Data records
= = = =

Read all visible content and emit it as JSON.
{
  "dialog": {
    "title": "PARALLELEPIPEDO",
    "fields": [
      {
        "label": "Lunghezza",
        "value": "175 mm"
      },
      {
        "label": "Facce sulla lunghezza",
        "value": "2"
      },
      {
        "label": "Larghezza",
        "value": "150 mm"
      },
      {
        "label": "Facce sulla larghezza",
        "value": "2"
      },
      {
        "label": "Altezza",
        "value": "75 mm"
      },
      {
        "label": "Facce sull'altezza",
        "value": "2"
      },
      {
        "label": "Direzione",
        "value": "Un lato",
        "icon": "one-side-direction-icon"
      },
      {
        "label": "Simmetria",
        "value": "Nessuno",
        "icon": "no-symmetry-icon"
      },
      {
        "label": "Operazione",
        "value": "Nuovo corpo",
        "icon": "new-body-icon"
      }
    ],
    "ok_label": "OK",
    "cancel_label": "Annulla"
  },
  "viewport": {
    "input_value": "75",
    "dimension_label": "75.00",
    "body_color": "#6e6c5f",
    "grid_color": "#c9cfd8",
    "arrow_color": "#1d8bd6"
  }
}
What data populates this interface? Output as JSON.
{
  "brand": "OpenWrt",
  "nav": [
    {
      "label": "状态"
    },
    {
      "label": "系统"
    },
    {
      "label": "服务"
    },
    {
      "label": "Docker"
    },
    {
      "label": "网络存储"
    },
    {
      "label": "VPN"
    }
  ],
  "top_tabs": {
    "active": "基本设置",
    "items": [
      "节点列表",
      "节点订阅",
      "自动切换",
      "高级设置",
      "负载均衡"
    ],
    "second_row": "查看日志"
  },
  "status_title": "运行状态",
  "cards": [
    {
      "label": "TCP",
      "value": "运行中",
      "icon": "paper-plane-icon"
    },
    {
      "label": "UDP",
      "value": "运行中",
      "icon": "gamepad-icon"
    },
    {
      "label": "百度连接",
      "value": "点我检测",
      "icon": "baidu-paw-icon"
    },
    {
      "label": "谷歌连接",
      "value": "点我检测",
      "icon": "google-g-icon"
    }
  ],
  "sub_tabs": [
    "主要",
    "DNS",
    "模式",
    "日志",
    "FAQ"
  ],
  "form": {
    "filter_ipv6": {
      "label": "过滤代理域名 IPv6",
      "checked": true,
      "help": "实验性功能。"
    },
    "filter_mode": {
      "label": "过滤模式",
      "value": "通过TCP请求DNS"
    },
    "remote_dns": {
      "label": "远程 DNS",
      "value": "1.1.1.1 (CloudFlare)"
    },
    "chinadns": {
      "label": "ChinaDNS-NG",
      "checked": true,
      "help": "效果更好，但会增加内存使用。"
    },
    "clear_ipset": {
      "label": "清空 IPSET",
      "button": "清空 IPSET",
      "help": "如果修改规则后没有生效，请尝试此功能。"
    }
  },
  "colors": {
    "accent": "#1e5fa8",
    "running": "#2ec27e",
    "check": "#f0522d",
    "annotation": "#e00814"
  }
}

= = = =

## Aim
Emit the records above again, exactly, with no line skipped.

## Correct response
Read all visible content and emit it as JSON.
{
  "dialog": {
    "title": "PARALLELEPIPEDO",
    "fields": [
      {
        "label": "Lunghezza",
        "value": "175 mm"
      },
      {
        "label": "Facce sulla lunghezza",
        "value": "2"
      },
      {
        "label": "Larghezza",
        "value": "150 mm"
      },
      {
        "label": "Facce sulla larghezza",
        "value": "2"
      },
      {
        "label": "Altezza",
        "value": "75 mm"
      },
      {
        "label": "Facce sull'altezza",
        "value": "2"
      },
      {
        "label": "Direzione",
        "value": "Un lato",
        "icon": "one-side-direction-icon"
      },
      {
        "label": "Simmetria",
        "value": "Nessuno",
        "icon": "no-symmetry-icon"
      },
      {
        "label": "Operazione",
        "value": "Nuovo corpo",
        "icon": "new-body-icon"
      }
    ],
    "ok_label": "OK",
    "cancel_label": "Annulla"
  },
  "viewport": {
    "input_value": "75",
    "dimension_label": "75.00",
    "body_color": "#6e6c5f",
    "grid_color": "#c9cfd8",
    "arrow_color": "#1d8bd6"
  }
}
What data populates this interface? Output as JSON.
{
  "brand": "OpenWrt",
  "nav": [
    {
      "label": "状态"
    },
    {
      "label": "系统"
    },
    {
      "label": "服务"
    },
    {
      "label": "Docker"
    },
    {
      "label": "网络存储"
    },
    {
      "label": "VPN"
    }
  ],
  "top_tabs": {
    "active": "基本设置",
    "items": [
      "节点列表",
      "节点订阅",
      "自动切换",
      "高级设置",
      "负载均衡"
    ],
    "second_row": "查看日志"
  },
  "status_title": "运行状态",
  "cards": [
    {
      "label": "TCP",
      "value": "运行中",
      "icon": "paper-plane-icon"
    },
    {
      "label": "UDP",
      "value": "运行中",
      "icon": "gamepad-icon"
    },
    {
      "label": "百度连接",
      "value": "点我检测",
      "icon": "baidu-paw-icon"
    },
    {
      "label": "谷歌连接",
      "value": "点我检测",
      "icon": "google-g-icon"
    }
  ],
  "sub_tabs": [
    "主要",
    "DNS",
    "模式",
    "日志",
    "FAQ"
  ],
  "form": {
    "filter_ipv6": {
      "label": "过滤代理域名 IPv6",
      "checked": true,
      "help": "实验性功能。"
    },
    "filter_mode": {
      "label": "过滤模式",
      "value": "通过TCP请求DNS"
    },
    "remote_dns": {
      "label": "远程 DNS",
      "value": "1.1.1.1 (CloudFlare)"
    },
    "chinadns": {
      "label": "ChinaDNS-NG",
      "checked": true,
      "help": "效果更好，但会增加内存使用。"
    },
    "clear_ipset": {
      "label": "清空 IPSET",
      "button": "清空 IPSET",
      "help": "如果修改规则后没有生效，请尝试此功能。"
    }
  },
  "colors": {
    "accent": "#1e5fa8",
    "running": "#2ec27e",
    "check": "#f0522d",
    "annotation": "#e00814"
  }
}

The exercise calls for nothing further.